# BLOCCO DI TESTO
-*-

«Raccontiamo donne reali, lontane dallo stereotipo della mamma o della massaia del Sud». Bianca Nappi è la faccia libertina e ironica di Lolita

by Nicola Signorile
Bianca Nappi

L’altra faccia di Lolita. Sfrontata, persino “libertina”. Marietta è la migliore amica del vicequestore Lobosco, la protagonista (Luisa Ranieri) della nuova serie Rai girata e ambientata a Bari diretta da Luca Miniero.

Un’altra donna forte, un magistrato, che però a differenza dell’autoritaria poliziotta non disdegna avventure e amorazzi extraconiugali, interpretata dall’attrice Bianca Nappi, originaria di Trani, poco più di 40 anni, ma con una carriera già molto intensa tra cinema (con Ozpetek in ben tre film, anche se è Elena, la sorella del protagonista Tommaso in Mine Vaganti a regalarle la notorietà), teatro e, ultimamente, moltissime incursioni nella serialità.

-*-

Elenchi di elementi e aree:
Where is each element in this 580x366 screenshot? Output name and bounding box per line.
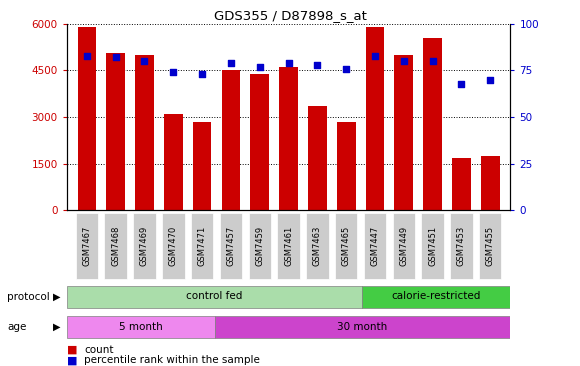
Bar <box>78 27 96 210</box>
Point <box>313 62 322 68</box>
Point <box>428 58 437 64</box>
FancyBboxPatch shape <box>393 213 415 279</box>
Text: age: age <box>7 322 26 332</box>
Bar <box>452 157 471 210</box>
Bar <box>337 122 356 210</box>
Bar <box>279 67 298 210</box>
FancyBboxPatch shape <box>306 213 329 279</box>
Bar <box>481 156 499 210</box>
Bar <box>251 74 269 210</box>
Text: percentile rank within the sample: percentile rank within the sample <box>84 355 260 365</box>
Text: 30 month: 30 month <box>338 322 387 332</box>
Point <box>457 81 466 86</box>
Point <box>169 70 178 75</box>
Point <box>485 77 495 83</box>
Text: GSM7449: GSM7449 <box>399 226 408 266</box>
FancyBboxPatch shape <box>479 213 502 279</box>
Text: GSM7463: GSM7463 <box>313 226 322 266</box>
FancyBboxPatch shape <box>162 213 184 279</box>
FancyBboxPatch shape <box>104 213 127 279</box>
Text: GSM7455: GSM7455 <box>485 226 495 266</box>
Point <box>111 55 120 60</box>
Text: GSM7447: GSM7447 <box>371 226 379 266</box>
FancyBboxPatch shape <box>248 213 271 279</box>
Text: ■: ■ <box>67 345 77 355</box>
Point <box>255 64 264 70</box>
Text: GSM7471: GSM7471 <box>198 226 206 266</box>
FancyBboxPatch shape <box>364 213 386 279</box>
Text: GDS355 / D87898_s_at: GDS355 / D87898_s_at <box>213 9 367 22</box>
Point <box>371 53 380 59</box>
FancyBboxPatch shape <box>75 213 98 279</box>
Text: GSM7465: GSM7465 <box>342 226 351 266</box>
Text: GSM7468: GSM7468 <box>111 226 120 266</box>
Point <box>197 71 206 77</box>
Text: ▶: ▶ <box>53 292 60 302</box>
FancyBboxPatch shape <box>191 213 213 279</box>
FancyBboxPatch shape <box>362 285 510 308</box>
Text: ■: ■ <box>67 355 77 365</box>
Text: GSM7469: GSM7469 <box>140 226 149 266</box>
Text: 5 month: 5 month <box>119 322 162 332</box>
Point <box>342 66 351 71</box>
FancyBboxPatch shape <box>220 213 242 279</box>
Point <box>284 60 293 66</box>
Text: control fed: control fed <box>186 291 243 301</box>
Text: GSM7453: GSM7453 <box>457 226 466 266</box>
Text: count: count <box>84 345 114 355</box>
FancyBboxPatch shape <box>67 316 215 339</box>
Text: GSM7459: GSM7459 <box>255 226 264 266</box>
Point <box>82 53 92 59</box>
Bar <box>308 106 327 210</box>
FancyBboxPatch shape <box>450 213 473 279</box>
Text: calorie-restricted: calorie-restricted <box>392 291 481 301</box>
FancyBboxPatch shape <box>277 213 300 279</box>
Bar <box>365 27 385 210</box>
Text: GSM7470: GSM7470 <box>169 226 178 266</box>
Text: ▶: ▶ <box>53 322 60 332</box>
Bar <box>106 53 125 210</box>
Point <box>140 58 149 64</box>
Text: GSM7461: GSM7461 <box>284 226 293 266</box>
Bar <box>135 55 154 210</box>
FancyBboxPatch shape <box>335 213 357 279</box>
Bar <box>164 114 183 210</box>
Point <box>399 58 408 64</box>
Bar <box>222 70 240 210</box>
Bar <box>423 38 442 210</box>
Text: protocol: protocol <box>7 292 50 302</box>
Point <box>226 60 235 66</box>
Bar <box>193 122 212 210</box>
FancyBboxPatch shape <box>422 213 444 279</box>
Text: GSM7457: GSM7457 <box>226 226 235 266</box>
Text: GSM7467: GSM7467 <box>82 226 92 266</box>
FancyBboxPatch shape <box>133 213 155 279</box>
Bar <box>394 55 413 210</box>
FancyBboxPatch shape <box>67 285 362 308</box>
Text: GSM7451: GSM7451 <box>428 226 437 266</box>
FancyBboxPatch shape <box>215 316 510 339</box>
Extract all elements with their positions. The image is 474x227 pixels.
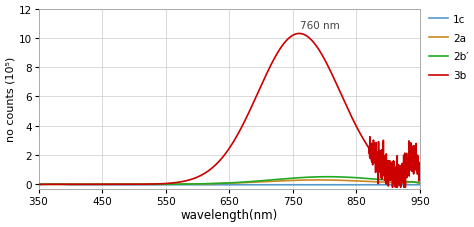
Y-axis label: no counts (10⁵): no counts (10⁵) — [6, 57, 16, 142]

-*-

# ISTRUZIONI DA SEGUIRE
Riprendi l'articolo su Bianca Nappi e la serie su Lolita Lobosco e proseguilo dopo l'ultima frase.

# RISULTATO ESERCIZIO
Il primo episodio de Le indagini di Lolita Lobosco è stato un successo in termini di ascolti, pur con qualche polemica “linguistica” sui social che probabilmente non ha fatto che aumentarne l’appeal. Con Bianca Nappi, a poche ore dalla messa in onda, partiamo proprio da qui.

Che ne pensa delle discussioni sull’inflessione “banfiana” di Lolita?

I puristi della lingua hanno notato che l’inflessione non è davvero barese, ma la serie è completamente incentrata sulla Puglia, su Bari in particolare, quindi sarebbe stato un errore non utilizzarne la lingua. Abbiamo fatto un lavoro importante per rendere la cadenza più realistica possibile. Il cuore del racconto è la baresità e credo che questo sia l’elemento che emerge con più forza. Fermarsi alla cadenza è riduttivo per una serie che rende finalmente Bari protagonista – è successo di rado in passato – e la mostra in tutta la sua bellezza: è una città molto più bella di quanto si pensi”.

Una scena con Luisa Ranieri

Come ha costruito la sua Marietta?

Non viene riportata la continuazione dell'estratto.